*Data listing*:
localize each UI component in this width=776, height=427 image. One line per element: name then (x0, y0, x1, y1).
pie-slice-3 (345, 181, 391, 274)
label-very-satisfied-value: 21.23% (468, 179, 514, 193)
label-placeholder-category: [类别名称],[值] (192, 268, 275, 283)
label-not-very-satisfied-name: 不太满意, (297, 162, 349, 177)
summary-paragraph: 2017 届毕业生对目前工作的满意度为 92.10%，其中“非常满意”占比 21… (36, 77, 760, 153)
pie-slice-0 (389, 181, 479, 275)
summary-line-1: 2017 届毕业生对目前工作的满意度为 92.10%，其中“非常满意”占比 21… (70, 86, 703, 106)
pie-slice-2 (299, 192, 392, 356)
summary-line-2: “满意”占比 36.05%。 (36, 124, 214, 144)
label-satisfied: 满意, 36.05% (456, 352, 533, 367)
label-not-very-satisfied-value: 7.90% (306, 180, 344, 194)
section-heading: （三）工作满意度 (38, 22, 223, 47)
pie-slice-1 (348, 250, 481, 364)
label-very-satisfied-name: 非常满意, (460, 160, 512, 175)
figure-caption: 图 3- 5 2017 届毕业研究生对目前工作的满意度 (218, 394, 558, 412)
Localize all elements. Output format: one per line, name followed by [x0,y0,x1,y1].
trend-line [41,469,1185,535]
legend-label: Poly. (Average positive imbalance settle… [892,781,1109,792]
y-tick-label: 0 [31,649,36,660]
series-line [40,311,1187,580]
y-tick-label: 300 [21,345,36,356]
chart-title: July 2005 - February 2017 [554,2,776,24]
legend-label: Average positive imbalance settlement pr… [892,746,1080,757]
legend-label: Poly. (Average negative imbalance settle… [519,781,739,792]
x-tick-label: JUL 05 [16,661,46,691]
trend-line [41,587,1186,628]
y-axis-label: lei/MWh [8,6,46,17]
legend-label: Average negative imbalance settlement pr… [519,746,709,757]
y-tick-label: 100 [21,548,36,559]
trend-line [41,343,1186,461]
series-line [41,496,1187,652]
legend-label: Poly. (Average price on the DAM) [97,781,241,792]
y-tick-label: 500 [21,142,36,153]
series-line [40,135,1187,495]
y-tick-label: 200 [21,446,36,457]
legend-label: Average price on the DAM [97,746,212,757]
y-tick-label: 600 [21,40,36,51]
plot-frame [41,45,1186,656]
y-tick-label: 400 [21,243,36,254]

*The exercise*: Can you copy every one of the rows above, character for character, without changing anything?

*Correct output*:
localize each UI component in this width=776, height=427 image. One line per element: name then (x0, y0, x1, y1).
pie-slice-3 (345, 181, 391, 274)
label-very-satisfied-value: 21.23% (468, 179, 514, 193)
label-placeholder-category: [类别名称],[值] (192, 268, 275, 283)
label-not-very-satisfied-name: 不太满意, (297, 162, 349, 177)
summary-paragraph: 2017 届毕业生对目前工作的满意度为 92.10%，其中“非常满意”占比 21… (36, 77, 760, 153)
pie-slice-0 (389, 181, 479, 275)
summary-line-1: 2017 届毕业生对目前工作的满意度为 92.10%，其中“非常满意”占比 21… (70, 86, 703, 106)
pie-slice-2 (299, 192, 392, 356)
summary-line-2: “满意”占比 36.05%。 (36, 124, 214, 144)
label-satisfied: 满意, 36.05% (456, 352, 533, 367)
label-not-very-satisfied-value: 7.90% (306, 180, 344, 194)
section-heading: （三）工作满意度 (38, 22, 223, 47)
pie-slice-1 (348, 250, 481, 364)
label-very-satisfied-name: 非常满意, (460, 160, 512, 175)
figure-caption: 图 3- 5 2017 届毕业研究生对目前工作的满意度 (218, 394, 558, 412)
Localize all elements. Output format: one per line, name followed by [x0,y0,x1,y1].
trend-line [41,469,1185,535]
legend-label: Poly. (Average positive imbalance settle… [892,781,1109,792]
y-tick-label: 0 [31,649,36,660]
series-line [40,311,1187,580]
y-tick-label: 300 [21,345,36,356]
chart-title: July 2005 - February 2017 [554,2,776,24]
legend-label: Average positive imbalance settlement pr… [892,746,1080,757]
legend-label: Poly. (Average negative imbalance settle… [519,781,739,792]
x-tick-label: JUL 05 [16,661,46,691]
trend-line [41,587,1186,628]
y-axis-label: lei/MWh [8,6,46,17]
legend-label: Average negative imbalance settlement pr… [519,746,709,757]
y-tick-label: 100 [21,548,36,559]
trend-line [41,343,1186,461]
series-line [41,496,1187,652]
legend-label: Poly. (Average price on the DAM) [97,781,241,792]
y-tick-label: 500 [21,142,36,153]
series-line [40,135,1187,495]
y-tick-label: 200 [21,446,36,457]
legend-label: Average price on the DAM [97,746,212,757]
y-tick-label: 600 [21,40,36,51]
plot-frame [41,45,1186,656]
y-tick-label: 400 [21,243,36,254]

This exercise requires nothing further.